Task details:
Below is a block of records. Copy every line in it that contains the word "main".

Material for this exercise:
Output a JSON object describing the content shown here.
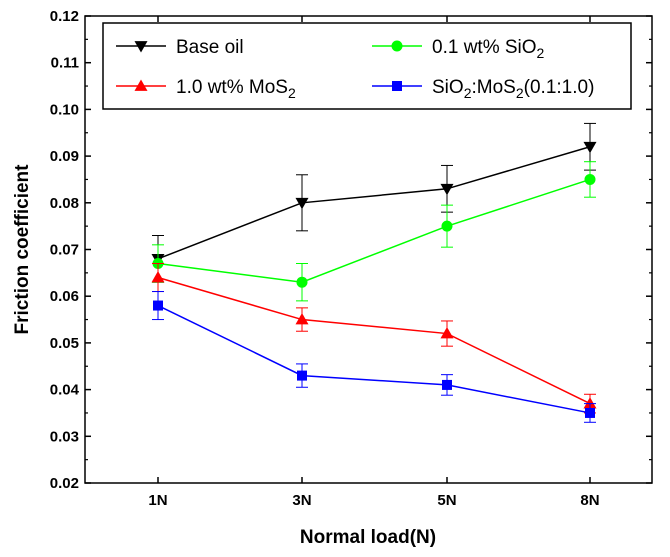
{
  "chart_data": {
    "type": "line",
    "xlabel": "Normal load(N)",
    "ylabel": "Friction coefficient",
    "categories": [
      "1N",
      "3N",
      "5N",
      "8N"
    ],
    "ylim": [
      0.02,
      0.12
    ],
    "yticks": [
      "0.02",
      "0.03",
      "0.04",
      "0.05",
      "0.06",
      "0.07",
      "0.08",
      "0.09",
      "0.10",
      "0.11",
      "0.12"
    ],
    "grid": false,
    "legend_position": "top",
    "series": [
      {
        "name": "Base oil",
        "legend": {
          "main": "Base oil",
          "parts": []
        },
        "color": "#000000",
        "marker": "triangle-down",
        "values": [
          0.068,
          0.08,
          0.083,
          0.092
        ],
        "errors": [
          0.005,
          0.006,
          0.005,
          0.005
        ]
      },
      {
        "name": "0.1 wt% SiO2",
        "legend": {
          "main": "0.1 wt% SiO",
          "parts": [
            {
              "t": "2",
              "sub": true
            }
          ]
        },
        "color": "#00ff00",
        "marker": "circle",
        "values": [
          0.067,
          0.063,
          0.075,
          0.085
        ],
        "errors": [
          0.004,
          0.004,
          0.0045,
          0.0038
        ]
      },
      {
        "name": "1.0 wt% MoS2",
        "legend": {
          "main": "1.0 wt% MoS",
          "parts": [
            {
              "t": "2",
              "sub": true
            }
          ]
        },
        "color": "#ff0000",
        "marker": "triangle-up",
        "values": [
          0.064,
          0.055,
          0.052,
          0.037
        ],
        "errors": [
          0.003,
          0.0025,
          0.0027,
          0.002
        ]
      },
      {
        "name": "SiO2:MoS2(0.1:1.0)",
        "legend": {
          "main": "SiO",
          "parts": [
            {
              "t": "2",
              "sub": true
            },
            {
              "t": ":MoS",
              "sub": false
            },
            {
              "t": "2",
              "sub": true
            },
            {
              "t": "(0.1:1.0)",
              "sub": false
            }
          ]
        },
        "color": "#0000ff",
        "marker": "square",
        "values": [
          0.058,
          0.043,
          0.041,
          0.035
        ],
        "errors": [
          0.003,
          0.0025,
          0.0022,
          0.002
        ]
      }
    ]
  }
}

Output of the task:
          "main": "Base oil",
          "main": "0.1 wt% SiO",
          "main": "1.0 wt% MoS",
          "main": "SiO",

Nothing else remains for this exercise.